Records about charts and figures
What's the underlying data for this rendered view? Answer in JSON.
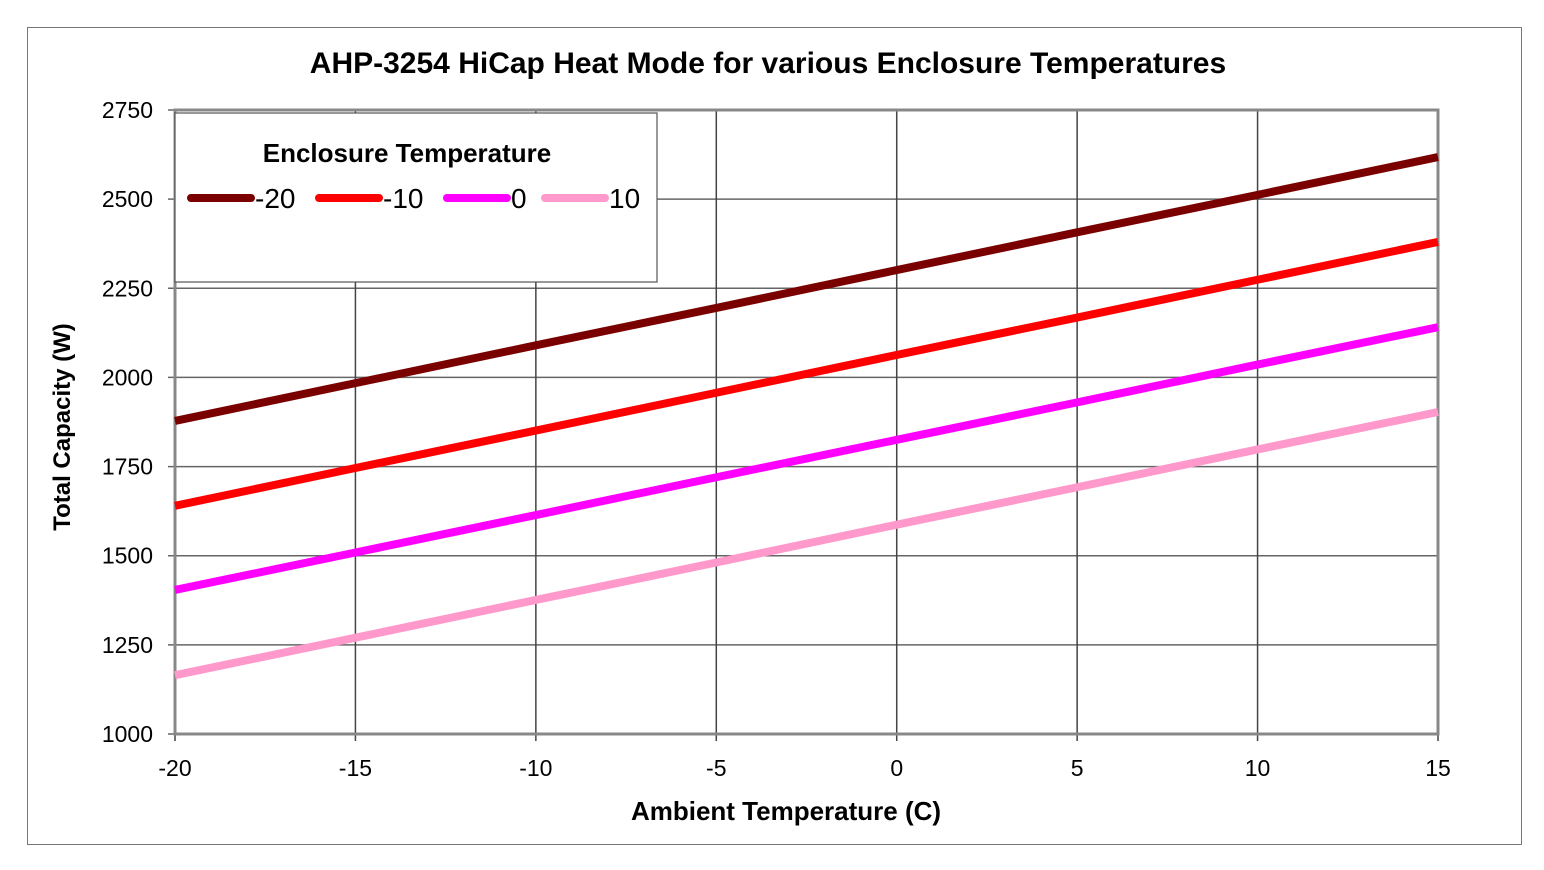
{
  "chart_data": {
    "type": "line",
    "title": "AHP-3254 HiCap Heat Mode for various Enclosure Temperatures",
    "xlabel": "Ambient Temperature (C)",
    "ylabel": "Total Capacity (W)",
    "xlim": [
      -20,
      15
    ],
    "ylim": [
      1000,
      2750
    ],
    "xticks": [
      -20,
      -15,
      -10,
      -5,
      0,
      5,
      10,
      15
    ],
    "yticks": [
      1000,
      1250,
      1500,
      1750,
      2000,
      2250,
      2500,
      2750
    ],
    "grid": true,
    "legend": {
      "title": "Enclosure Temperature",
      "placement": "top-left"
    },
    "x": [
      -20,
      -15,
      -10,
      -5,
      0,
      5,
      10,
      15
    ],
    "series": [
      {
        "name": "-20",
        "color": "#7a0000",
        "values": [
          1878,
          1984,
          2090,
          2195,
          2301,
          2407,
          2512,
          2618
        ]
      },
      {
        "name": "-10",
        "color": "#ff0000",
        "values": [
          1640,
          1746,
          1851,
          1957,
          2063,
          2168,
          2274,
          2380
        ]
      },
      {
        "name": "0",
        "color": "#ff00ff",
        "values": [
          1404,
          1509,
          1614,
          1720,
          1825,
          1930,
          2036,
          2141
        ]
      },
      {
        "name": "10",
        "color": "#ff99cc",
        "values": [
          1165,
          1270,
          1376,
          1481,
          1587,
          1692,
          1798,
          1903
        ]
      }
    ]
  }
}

* * *

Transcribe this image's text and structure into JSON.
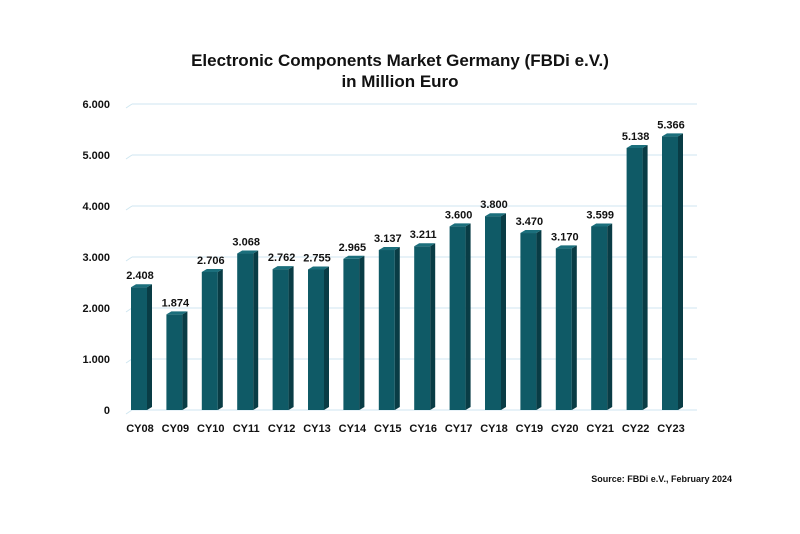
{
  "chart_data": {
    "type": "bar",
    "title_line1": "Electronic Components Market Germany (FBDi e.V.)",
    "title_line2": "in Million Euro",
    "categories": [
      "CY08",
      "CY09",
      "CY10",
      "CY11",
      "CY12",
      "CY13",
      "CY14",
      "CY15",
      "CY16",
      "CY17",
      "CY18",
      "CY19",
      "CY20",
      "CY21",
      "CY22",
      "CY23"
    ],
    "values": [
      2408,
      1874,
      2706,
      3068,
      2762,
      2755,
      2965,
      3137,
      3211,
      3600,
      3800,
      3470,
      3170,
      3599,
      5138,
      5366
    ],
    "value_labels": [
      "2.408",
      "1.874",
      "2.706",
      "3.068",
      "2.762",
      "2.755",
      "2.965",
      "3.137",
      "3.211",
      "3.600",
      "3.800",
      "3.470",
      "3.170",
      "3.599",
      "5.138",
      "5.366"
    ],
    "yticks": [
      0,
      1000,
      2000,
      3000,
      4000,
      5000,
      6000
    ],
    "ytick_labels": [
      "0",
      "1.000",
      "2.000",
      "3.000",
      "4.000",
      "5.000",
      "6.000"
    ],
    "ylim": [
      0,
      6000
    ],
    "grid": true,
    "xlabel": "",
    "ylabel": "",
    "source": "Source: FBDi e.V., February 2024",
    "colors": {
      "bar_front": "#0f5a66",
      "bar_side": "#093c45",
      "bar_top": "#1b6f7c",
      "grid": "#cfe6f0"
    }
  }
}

* * *

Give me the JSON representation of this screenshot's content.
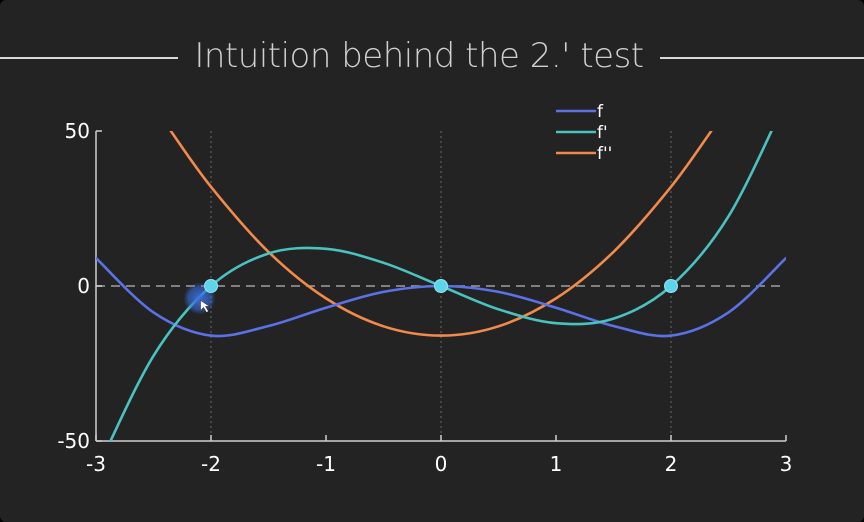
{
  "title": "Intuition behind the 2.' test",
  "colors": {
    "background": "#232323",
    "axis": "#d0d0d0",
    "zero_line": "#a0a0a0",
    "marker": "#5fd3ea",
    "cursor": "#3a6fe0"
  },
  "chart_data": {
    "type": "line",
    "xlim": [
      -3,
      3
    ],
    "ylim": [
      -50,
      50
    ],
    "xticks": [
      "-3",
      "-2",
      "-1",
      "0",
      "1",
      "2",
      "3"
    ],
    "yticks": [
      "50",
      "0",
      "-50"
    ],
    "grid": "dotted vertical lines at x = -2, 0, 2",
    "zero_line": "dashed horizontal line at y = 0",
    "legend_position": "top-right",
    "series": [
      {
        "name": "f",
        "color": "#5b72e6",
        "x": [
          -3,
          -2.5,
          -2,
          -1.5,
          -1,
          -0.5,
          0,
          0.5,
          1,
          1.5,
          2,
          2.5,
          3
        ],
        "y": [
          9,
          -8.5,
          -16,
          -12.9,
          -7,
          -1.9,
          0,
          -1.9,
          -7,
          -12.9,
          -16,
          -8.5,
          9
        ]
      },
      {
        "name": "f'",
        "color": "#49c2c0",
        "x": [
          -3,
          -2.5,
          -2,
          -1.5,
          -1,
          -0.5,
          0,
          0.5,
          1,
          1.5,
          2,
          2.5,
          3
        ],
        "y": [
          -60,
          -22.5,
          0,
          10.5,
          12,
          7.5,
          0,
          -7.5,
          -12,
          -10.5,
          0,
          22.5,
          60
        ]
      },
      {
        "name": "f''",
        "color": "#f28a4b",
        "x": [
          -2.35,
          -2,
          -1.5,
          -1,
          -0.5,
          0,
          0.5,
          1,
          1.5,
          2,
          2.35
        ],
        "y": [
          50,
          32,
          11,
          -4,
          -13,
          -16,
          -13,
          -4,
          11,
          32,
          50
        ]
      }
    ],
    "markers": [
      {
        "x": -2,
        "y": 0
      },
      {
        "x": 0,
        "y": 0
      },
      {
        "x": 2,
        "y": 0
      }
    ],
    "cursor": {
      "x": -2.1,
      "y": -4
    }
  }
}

What the exercise asks: Extract every line above containing the word "JSON".

Right answer:
What's the underlying data for this rendered view? Answer in JSON.
Transcribe this image's text and structure into JSON.
Give me the JSON representation of this screenshot's content.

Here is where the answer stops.